* Begin *

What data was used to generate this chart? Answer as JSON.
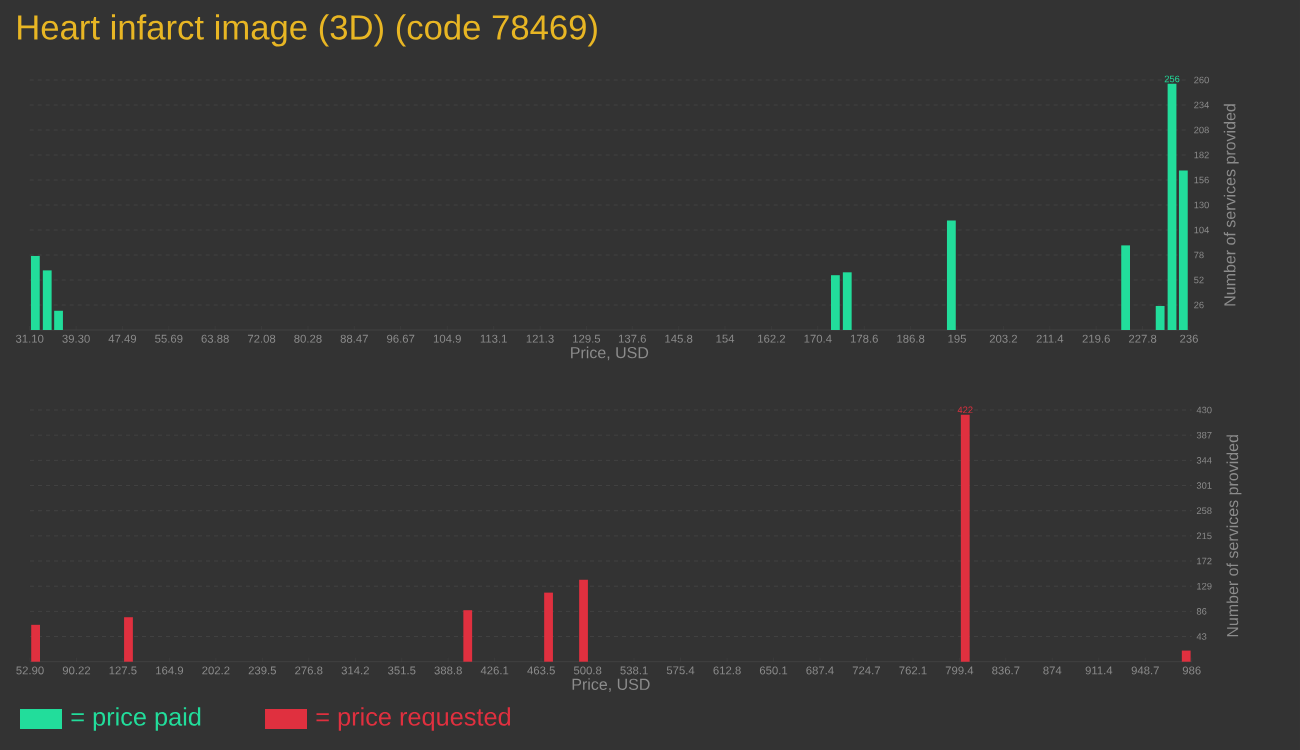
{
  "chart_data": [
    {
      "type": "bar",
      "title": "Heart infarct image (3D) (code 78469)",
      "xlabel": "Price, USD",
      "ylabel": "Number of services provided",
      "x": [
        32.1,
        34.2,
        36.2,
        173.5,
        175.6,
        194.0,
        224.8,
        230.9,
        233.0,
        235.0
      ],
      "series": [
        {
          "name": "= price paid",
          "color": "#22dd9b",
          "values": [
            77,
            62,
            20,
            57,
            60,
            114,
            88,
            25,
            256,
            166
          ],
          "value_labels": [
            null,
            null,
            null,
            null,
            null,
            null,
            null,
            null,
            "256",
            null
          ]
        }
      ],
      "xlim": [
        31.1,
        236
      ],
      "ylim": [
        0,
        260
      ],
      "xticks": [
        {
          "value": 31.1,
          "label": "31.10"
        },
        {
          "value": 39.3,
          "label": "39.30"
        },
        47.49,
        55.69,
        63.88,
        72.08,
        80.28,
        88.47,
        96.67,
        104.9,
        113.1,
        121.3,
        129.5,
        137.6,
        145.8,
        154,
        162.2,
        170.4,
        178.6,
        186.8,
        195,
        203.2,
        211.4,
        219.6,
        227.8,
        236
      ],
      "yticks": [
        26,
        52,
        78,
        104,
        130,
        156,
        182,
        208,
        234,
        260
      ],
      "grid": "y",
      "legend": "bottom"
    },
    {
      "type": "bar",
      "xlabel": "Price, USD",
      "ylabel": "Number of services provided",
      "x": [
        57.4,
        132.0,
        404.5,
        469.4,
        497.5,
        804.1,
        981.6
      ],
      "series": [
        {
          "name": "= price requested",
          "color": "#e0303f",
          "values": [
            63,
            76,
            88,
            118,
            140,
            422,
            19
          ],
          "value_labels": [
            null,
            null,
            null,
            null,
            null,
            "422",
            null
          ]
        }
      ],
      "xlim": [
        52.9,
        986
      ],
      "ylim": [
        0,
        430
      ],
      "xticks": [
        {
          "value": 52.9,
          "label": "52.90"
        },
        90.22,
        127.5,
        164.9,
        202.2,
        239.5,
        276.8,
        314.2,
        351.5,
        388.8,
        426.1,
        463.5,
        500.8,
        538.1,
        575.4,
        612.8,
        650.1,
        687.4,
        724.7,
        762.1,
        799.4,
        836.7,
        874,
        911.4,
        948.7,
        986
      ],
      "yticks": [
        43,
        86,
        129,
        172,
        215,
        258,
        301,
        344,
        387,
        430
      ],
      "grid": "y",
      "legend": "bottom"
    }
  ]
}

* End *
* Begin *

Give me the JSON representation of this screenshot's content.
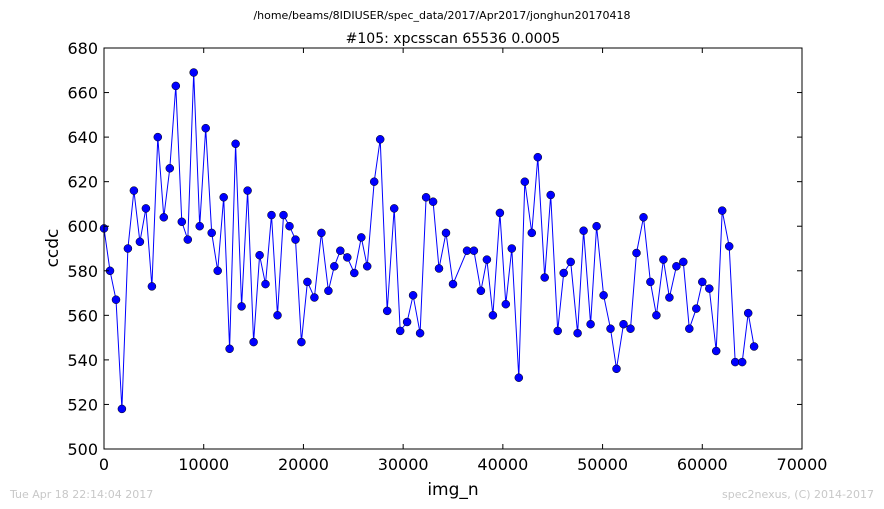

* End *
* Begin *

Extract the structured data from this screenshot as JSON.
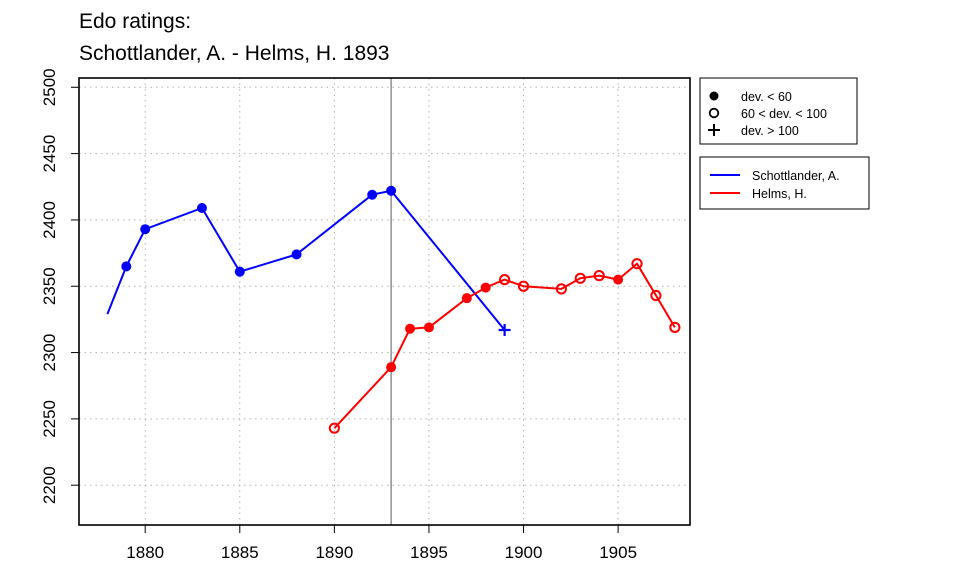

* End *

### [Short exercise]
Locate all lines in the listing above with the word "screenshot" and copy them.

### [Written answer]
Give me the JSON representation of this screenshot's content.
Extract the structured data from this screenshot as JSON.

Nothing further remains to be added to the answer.